TASK: Omit the pictures and return every entry exactly as written.

ROWS:
## start
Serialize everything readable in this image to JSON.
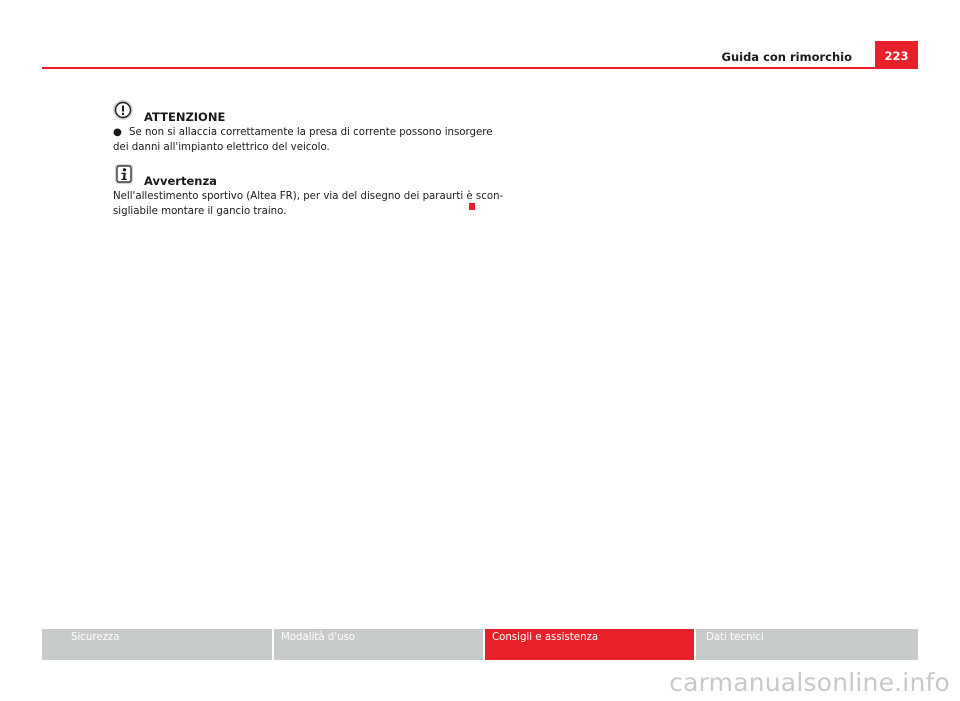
{
  "header": {
    "title": "Guida con rimorchio",
    "page_number": "223"
  },
  "warning": {
    "icon": "exclamation-circle-icon",
    "heading": "ATTENZIONE",
    "bullet": "●",
    "line1": "Se non si allaccia correttamente la presa di corrente possono insorgere",
    "line2": "dei danni all'impianto elettrico del veicolo."
  },
  "note": {
    "icon": "info-icon",
    "heading": "Avvertenza",
    "line1": "Nell'allestimento sportivo (Altea FR), per via del disegno dei paraurti è scon-",
    "line2": "sigliabile montare il gancio traino."
  },
  "footer": {
    "tabs": [
      {
        "label": "Sicurezza"
      },
      {
        "label": "Modalità d'uso"
      },
      {
        "label": "Consigli e assistenza"
      },
      {
        "label": "Dati tecnici"
      }
    ],
    "active_index": 2
  },
  "watermark": "carmanualsonline.info",
  "colors": {
    "accent": "#e8202a",
    "tab_inactive": "#c7cbc9"
  }
}
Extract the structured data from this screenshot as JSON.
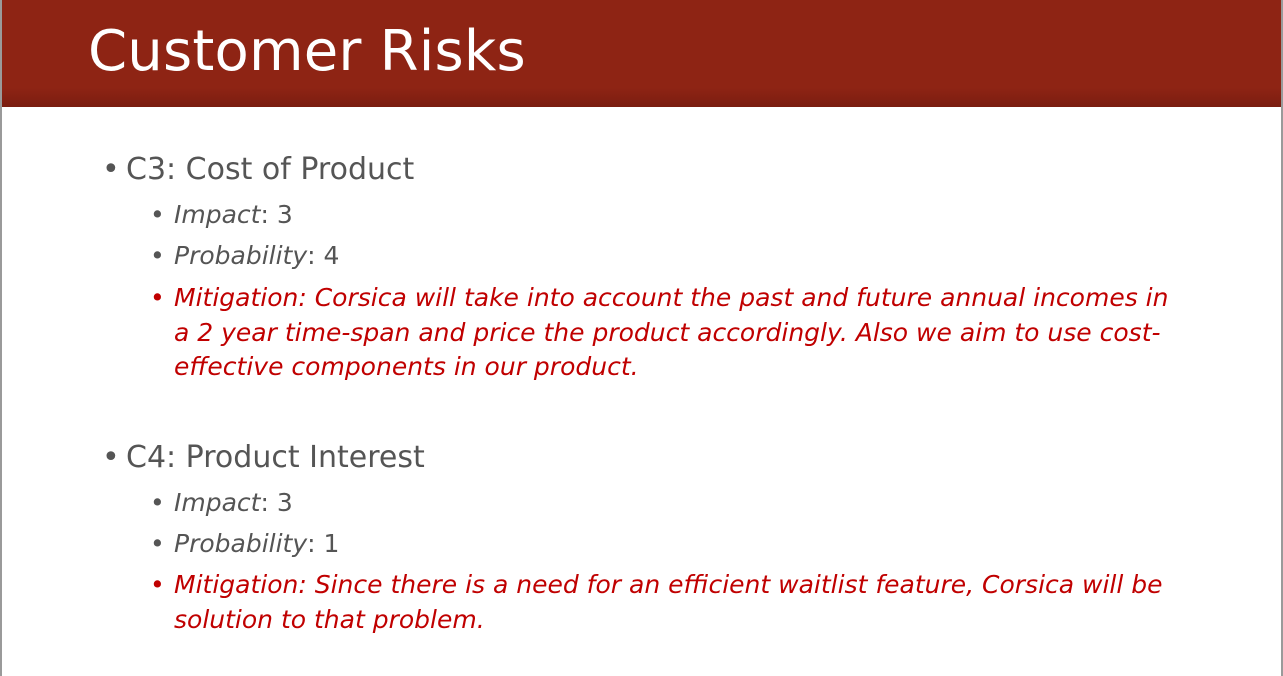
{
  "slide": {
    "title": "Customer Risks",
    "risks": [
      {
        "heading": "C3: Cost of Product",
        "impact_label": "Impact",
        "impact_value": ": 3",
        "probability_label": "Probability",
        "probability_value": ": 4",
        "mitigation": "Mitigation: Corsica will take into account the past and future annual incomes in a 2 year time-span and price the product accordingly. Also we aim to use cost-effective components in our product."
      },
      {
        "heading": "C4: Product Interest",
        "impact_label": "Impact",
        "impact_value": ": 3",
        "probability_label": "Probability",
        "probability_value": ": 1",
        "mitigation": "Mitigation: Since there is a need for an efficient waitlist feature, Corsica will be solution to that problem."
      }
    ],
    "bullet_char": "•",
    "colors": {
      "title_bar": "#8e2414",
      "title_text": "#ffffff",
      "body_text": "#555555",
      "mitigation_text": "#c00000"
    }
  }
}
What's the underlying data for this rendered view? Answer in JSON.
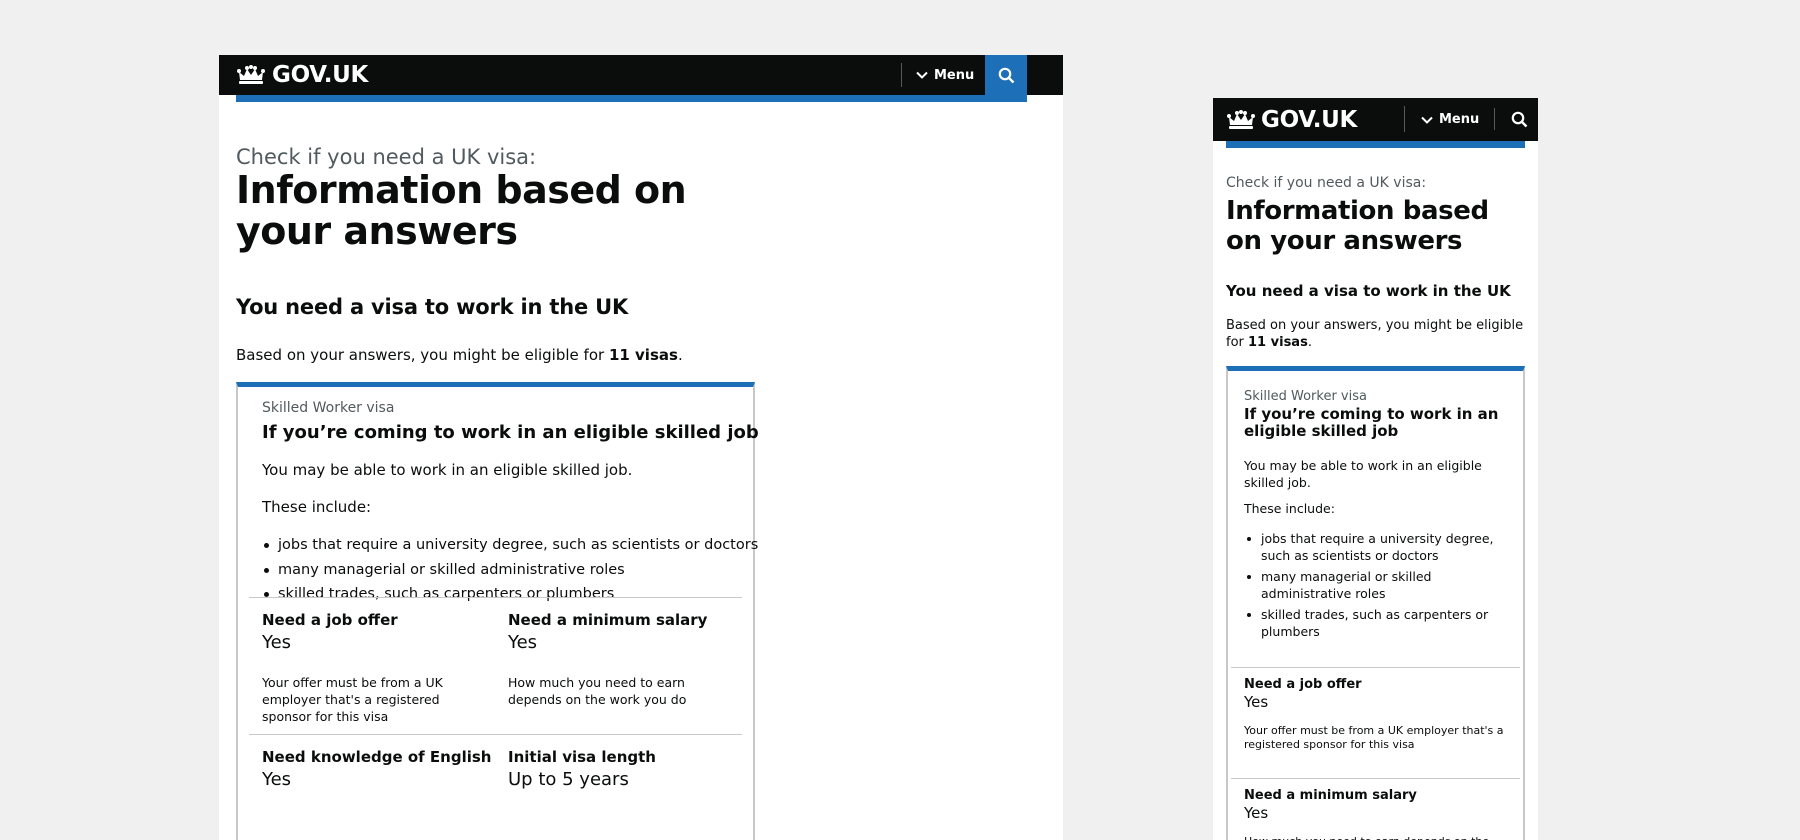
{
  "header": {
    "logo_text": "GOV.UK",
    "logo_icon": "crown-icon",
    "menu_label": "Menu",
    "menu_icon": "chevron-down-icon",
    "search_icon": "search-icon"
  },
  "colors": {
    "header_bg": "#0b0c0c",
    "accent_blue": "#1d70b8",
    "secondary_text": "#505a5f",
    "border": "#c8c8c8",
    "page_bg": "#f0f0f0"
  },
  "page": {
    "caption": "Check if you need a UK visa:",
    "title": "Information based on your answers",
    "subheading": "You need a visa to work in the UK",
    "lede_prefix": "Based on your answers, you might be eligible for ",
    "lede_bold": "11 visas",
    "lede_suffix": "."
  },
  "card": {
    "caption": "Skilled Worker visa",
    "title": "If you’re coming to work in an eligible skilled job",
    "intro": "You may be able to work in an eligible skilled job.",
    "list_intro": "These include:",
    "bullets": [
      "jobs that require a university degree, such as scientists or doctors",
      "many managerial or skilled administrative roles",
      "skilled trades, such as carpenters or plumbers"
    ],
    "facts": [
      {
        "heading": "Need a job offer",
        "value": "Yes",
        "note": "Your offer must be from a UK employer that's a registered sponsor for this visa"
      },
      {
        "heading": "Need a minimum salary",
        "value": "Yes",
        "note": "How much you need to earn depends on the work you do"
      },
      {
        "heading": "Need knowledge of English",
        "value": "Yes"
      },
      {
        "heading": "Initial visa length",
        "value": "Up to 5 years"
      }
    ]
  }
}
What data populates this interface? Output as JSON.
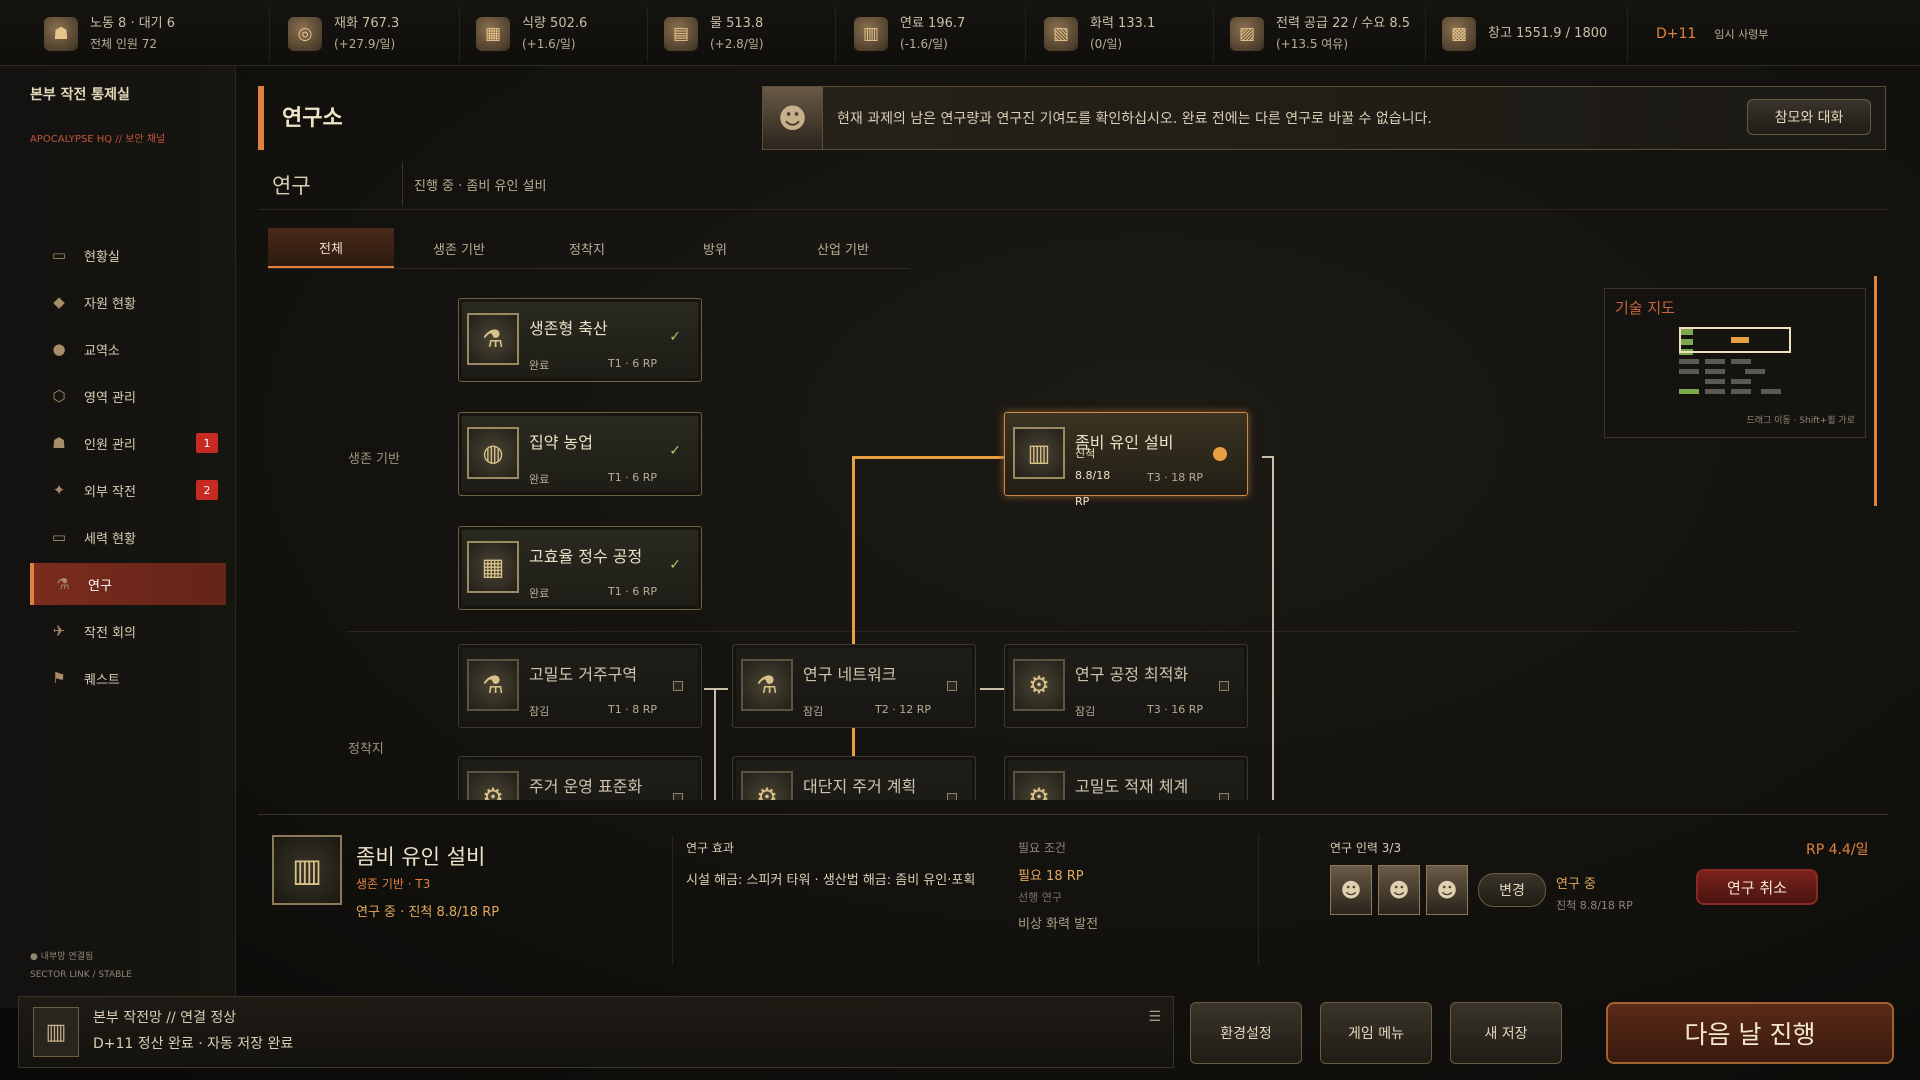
## end
ANSWER FOR THE TASK:
Serialize everything readable in this image to JSON.
{
  "header": {
    "title": "Guida con rimorchio",
    "page_number": "223"
  },
  "warning": {
    "icon": "exclamation-circle-icon",
    "heading": "ATTENZIONE",
    "bullet": "●",
    "line1": "Se non si allaccia correttamente la presa di corrente possono insorgere",
    "line2": "dei danni all'impianto elettrico del veicolo."
  },
  "note": {
    "icon": "info-icon",
    "heading": "Avvertenza",
    "line1": "Nell'allestimento sportivo (Altea FR), per via del disegno dei paraurti è scon-",
    "line2": "sigliabile montare il gancio traino."
  },
  "footer": {
    "tabs": [
      {
        "label": "Sicurezza"
      },
      {
        "label": "Modalità d'uso"
      },
      {
        "label": "Consigli e assistenza"
      },
      {
        "label": "Dati tecnici"
      }
    ],
    "active_index": 2
  },
  "watermark": "carmanualsonline.info",
  "colors": {
    "accent": "#e8202a",
    "tab_inactive": "#c7cbc9"
  }
}
Extract the structured data from this screenshot as JSON.
{
  "slide": {
    "title": "Customer Risks",
    "risks": [
      {
        "heading": "C3: Cost of Product",
        "impact_label": "Impact",
        "impact_value": ": 3",
        "probability_label": "Probability",
        "probability_value": ": 4",
        "mitigation": "Mitigation: Corsica will take into account the past and future annual incomes in a 2 year time-span and price the product accordingly. Also we aim to use cost-effective components in our product."
      },
      {
        "heading": "C4: Product Interest",
        "impact_label": "Impact",
        "impact_value": ": 3",
        "probability_label": "Probability",
        "probability_value": ": 1",
        "mitigation": "Mitigation: Since there is a need for an efficient waitlist feature, Corsica will be solution to that problem."
      }
    ],
    "bullet_char": "•",
    "colors": {
      "title_bar": "#8e2414",
      "title_text": "#ffffff",
      "body_text": "#555555",
      "mitigation_text": "#c00000"
    }
  }
}
What's the underlying data for this rendered view? Answer in JSON.
{
  "header": {
    "logo_text": "GOV.UK",
    "logo_icon": "crown-icon",
    "menu_label": "Menu",
    "menu_icon": "chevron-down-icon",
    "search_icon": "search-icon"
  },
  "colors": {
    "header_bg": "#0b0c0c",
    "accent_blue": "#1d70b8",
    "secondary_text": "#505a5f",
    "border": "#c8c8c8",
    "page_bg": "#f0f0f0"
  },
  "page": {
    "caption": "Check if you need a UK visa:",
    "title": "Information based on your answers",
    "subheading": "You need a visa to work in the UK",
    "lede_prefix": "Based on your answers, you might be eligible for ",
    "lede_bold": "11 visas",
    "lede_suffix": "."
  },
  "card": {
    "caption": "Skilled Worker visa",
    "title": "If you’re coming to work in an eligible skilled job",
    "intro": "You may be able to work in an eligible skilled job.",
    "list_intro": "These include:",
    "bullets": [
      "jobs that require a university degree, such as scientists or doctors",
      "many managerial or skilled administrative roles",
      "skilled trades, such as carpenters or plumbers"
    ],
    "facts": [
      {
        "heading": "Need a job offer",
        "value": "Yes",
        "note": "Your offer must be from a UK employer that's a registered sponsor for this visa"
      },
      {
        "heading": "Need a minimum salary",
        "value": "Yes",
        "note": "How much you need to earn depends on the work you do"
      },
      {
        "heading": "Need knowledge of English",
        "value": "Yes"
      },
      {
        "heading": "Initial visa length",
        "value": "Up to 5 years"
      }
    ]
  }
}
What data populates this interface? Output as JSON.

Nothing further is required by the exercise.